Task brief: Copy out all the lines in the records that include the word "current".

++++++

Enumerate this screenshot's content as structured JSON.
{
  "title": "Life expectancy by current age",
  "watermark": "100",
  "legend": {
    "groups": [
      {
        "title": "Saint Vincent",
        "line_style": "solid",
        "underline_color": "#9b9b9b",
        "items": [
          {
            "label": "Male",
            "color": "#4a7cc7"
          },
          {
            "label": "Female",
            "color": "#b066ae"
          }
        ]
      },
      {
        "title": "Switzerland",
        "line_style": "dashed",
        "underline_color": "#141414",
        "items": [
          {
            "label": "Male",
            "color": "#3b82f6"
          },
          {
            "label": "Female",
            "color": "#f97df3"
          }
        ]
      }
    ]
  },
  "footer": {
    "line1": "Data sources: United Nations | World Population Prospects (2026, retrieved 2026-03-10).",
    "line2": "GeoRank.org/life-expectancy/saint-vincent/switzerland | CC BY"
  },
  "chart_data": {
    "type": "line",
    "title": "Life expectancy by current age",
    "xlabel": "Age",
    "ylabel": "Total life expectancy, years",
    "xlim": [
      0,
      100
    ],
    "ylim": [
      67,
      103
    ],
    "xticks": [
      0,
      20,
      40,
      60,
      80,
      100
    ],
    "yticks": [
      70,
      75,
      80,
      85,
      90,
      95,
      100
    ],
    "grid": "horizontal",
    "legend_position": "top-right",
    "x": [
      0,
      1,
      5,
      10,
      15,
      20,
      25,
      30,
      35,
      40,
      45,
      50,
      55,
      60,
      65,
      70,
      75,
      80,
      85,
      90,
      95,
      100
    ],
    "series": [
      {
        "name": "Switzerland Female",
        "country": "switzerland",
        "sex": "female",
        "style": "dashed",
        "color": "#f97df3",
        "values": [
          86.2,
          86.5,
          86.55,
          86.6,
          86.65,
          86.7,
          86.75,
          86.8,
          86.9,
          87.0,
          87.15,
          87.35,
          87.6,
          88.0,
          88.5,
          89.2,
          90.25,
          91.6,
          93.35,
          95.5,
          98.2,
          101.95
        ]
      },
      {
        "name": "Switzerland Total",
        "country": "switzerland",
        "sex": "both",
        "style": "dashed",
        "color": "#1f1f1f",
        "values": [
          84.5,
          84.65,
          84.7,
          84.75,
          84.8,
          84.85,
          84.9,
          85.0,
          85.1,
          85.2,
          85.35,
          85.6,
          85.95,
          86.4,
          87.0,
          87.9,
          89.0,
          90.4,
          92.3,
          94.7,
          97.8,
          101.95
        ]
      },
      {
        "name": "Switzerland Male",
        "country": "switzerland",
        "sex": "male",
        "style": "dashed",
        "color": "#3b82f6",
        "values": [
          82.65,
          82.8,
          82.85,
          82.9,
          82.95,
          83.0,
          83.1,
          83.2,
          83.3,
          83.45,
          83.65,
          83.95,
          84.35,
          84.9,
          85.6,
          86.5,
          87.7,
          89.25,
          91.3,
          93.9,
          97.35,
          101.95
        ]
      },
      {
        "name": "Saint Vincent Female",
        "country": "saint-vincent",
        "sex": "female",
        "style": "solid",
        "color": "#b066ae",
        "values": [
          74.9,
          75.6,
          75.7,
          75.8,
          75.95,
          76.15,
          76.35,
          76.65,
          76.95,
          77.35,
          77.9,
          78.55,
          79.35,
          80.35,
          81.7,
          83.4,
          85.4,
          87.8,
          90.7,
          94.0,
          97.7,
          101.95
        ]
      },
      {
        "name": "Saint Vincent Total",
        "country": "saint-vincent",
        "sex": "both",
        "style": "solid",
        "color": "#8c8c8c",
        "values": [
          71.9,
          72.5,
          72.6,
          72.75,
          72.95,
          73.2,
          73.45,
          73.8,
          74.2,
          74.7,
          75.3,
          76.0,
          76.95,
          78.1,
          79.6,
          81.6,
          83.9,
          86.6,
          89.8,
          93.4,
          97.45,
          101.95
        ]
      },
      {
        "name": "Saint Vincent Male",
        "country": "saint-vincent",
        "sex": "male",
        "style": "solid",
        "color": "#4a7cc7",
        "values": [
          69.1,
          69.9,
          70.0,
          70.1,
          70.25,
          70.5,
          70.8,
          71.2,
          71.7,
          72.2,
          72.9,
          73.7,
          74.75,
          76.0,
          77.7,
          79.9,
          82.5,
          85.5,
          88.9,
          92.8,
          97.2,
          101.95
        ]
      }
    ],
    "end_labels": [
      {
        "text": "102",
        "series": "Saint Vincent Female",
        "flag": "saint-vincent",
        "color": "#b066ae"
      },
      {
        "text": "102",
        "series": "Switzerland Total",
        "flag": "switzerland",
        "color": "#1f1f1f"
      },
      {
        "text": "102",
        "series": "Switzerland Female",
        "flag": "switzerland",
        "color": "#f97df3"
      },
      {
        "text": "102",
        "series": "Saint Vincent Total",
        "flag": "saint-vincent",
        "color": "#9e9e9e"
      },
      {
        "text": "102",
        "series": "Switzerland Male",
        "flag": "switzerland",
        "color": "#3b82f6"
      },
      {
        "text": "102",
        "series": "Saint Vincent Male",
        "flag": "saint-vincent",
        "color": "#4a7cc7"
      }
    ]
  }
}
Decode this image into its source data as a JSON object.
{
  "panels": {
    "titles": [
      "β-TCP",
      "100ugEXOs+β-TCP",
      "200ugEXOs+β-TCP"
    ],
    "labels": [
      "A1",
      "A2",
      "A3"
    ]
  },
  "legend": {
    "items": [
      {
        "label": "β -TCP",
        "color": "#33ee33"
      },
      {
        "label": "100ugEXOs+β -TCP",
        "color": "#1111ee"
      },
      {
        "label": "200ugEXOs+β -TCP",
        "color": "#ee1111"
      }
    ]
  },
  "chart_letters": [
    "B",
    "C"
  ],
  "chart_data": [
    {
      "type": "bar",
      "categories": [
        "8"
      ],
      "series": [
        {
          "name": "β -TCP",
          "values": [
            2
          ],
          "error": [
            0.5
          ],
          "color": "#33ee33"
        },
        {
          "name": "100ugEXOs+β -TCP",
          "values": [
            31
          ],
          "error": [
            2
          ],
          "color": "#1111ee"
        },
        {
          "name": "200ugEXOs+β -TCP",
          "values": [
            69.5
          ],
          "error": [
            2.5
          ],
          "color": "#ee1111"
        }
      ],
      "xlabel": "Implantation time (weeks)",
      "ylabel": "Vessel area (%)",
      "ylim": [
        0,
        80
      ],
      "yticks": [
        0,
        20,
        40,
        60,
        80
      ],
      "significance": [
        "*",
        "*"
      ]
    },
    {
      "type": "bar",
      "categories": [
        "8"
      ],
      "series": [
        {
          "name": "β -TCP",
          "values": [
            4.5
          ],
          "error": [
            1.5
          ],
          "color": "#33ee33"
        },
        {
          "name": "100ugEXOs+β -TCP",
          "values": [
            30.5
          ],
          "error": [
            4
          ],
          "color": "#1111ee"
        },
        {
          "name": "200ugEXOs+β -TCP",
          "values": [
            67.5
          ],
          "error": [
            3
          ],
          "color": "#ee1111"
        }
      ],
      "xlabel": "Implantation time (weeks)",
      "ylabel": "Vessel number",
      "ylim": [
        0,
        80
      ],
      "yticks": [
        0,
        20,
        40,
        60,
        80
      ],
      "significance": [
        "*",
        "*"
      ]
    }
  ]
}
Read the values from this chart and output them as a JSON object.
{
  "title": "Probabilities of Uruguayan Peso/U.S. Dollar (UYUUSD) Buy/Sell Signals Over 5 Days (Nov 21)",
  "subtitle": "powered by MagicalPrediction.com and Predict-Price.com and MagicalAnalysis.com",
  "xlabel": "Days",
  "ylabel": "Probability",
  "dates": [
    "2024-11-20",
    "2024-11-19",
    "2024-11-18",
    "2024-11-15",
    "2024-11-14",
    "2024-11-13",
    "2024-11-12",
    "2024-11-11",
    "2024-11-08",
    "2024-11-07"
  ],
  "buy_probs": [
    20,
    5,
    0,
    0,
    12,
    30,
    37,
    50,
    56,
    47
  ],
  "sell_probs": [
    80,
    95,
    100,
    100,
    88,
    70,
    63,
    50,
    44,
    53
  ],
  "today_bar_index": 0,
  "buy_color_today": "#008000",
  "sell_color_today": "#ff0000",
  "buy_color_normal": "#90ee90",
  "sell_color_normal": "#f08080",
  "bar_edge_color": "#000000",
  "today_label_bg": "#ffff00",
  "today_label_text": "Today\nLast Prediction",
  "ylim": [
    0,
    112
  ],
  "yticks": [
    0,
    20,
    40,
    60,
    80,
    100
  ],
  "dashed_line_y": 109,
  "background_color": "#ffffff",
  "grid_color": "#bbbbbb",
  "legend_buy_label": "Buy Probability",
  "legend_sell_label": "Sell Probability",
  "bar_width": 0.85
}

++++++

Task answer:
  "title": "Life expectancy by current age",
    "title": "Life expectancy by current age",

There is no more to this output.